> EXERCISE DESCRIPTION
Without the images, output each record below as it stands.

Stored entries

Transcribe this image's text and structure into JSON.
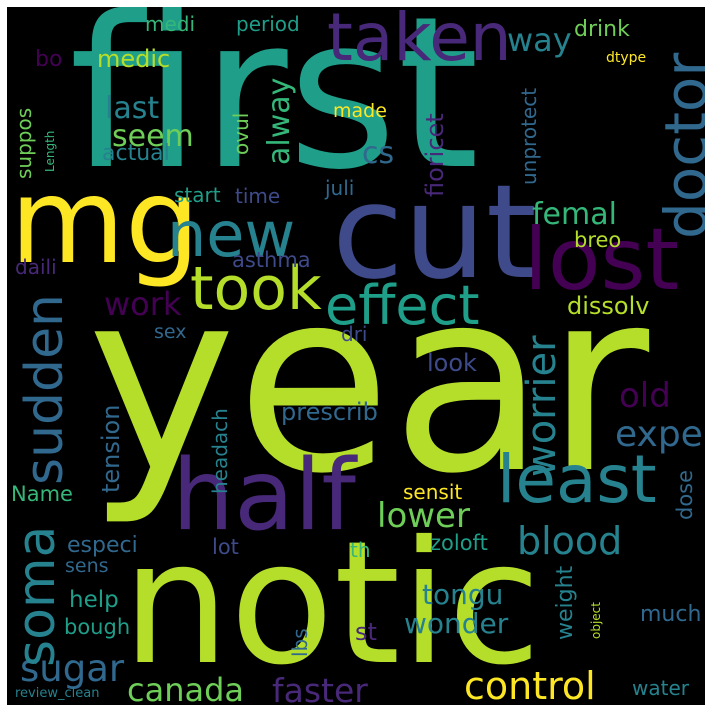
{
  "background_color": "#000000",
  "palette": [
    "#440154",
    "#482878",
    "#3e4a89",
    "#31688e",
    "#26828e",
    "#1f9e89",
    "#35b779",
    "#6ece58",
    "#b5de2b",
    "#fde725"
  ],
  "words": {
    "year": "year",
    "notic": "notic",
    "first": "first",
    "cut": "cut",
    "mg": "mg",
    "half": "half",
    "lost": "lost",
    "least": "least",
    "took": "took",
    "effect": "effect",
    "taken": "taken",
    "new": "new",
    "doctor": "doctor",
    "soma": "soma",
    "sudden": "sudden",
    "control": "control",
    "canada": "canada",
    "faster": "faster",
    "blood": "blood",
    "sugar": "sugar",
    "worrier": "worrier",
    "expe": "expe",
    "old": "old",
    "lower": "lower",
    "work": "work",
    "seem": "seem",
    "last": "last",
    "femal": "femal",
    "alway": "alway",
    "cs": "cs",
    "way": "way",
    "drink": "drink",
    "medi": "medi",
    "period": "period",
    "medic": "medic",
    "bo": "bo",
    "dtype": "dtype",
    "actual": "actual",
    "suppos": "suppos",
    "ovul": "ovul",
    "made": "made",
    "unprotect": "unprotect",
    "fioricet": "fioricet",
    "start": "start",
    "time": "time",
    "juli": "juli",
    "breo": "breo",
    "asthma": "asthma",
    "daili": "daili",
    "dissolv": "dissolv",
    "sex": "sex",
    "dri": "dri",
    "look": "look",
    "prescrib": "prescrib",
    "tension": "tension",
    "headach": "headach",
    "Name": "Name",
    "sensit": "sensit",
    "dose": "dose",
    "especi": "especi",
    "lot": "lot",
    "th": "th",
    "zoloft": "zoloft",
    "sens": "sens",
    "help": "help",
    "tongu": "tongu",
    "weight": "weight",
    "much": "much",
    "bough": "bough",
    "lbs": "lbs",
    "wonder": "wonder",
    "st": "st",
    "object": "object",
    "water": "water",
    "review_clean": "review_clean",
    "Length": "Length"
  }
}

> COMPLETE OUTPUT
Transcribe this image's text and structure into JSON.
{
  "background_color": "#000000",
  "palette": [
    "#440154",
    "#482878",
    "#3e4a89",
    "#31688e",
    "#26828e",
    "#1f9e89",
    "#35b779",
    "#6ece58",
    "#b5de2b",
    "#fde725"
  ],
  "words": {
    "year": "year",
    "notic": "notic",
    "first": "first",
    "cut": "cut",
    "mg": "mg",
    "half": "half",
    "lost": "lost",
    "least": "least",
    "took": "took",
    "effect": "effect",
    "taken": "taken",
    "new": "new",
    "doctor": "doctor",
    "soma": "soma",
    "sudden": "sudden",
    "control": "control",
    "canada": "canada",
    "faster": "faster",
    "blood": "blood",
    "sugar": "sugar",
    "worrier": "worrier",
    "expe": "expe",
    "old": "old",
    "lower": "lower",
    "work": "work",
    "seem": "seem",
    "last": "last",
    "femal": "femal",
    "alway": "alway",
    "cs": "cs",
    "way": "way",
    "drink": "drink",
    "medi": "medi",
    "period": "period",
    "medic": "medic",
    "bo": "bo",
    "dtype": "dtype",
    "actual": "actual",
    "suppos": "suppos",
    "ovul": "ovul",
    "made": "made",
    "unprotect": "unprotect",
    "fioricet": "fioricet",
    "start": "start",
    "time": "time",
    "juli": "juli",
    "breo": "breo",
    "asthma": "asthma",
    "daili": "daili",
    "dissolv": "dissolv",
    "sex": "sex",
    "dri": "dri",
    "look": "look",
    "prescrib": "prescrib",
    "tension": "tension",
    "headach": "headach",
    "Name": "Name",
    "sensit": "sensit",
    "dose": "dose",
    "especi": "especi",
    "lot": "lot",
    "th": "th",
    "zoloft": "zoloft",
    "sens": "sens",
    "help": "help",
    "tongu": "tongu",
    "weight": "weight",
    "much": "much",
    "bough": "bough",
    "lbs": "lbs",
    "wonder": "wonder",
    "st": "st",
    "object": "object",
    "water": "water",
    "review_clean": "review_clean",
    "Length": "Length"
  }
}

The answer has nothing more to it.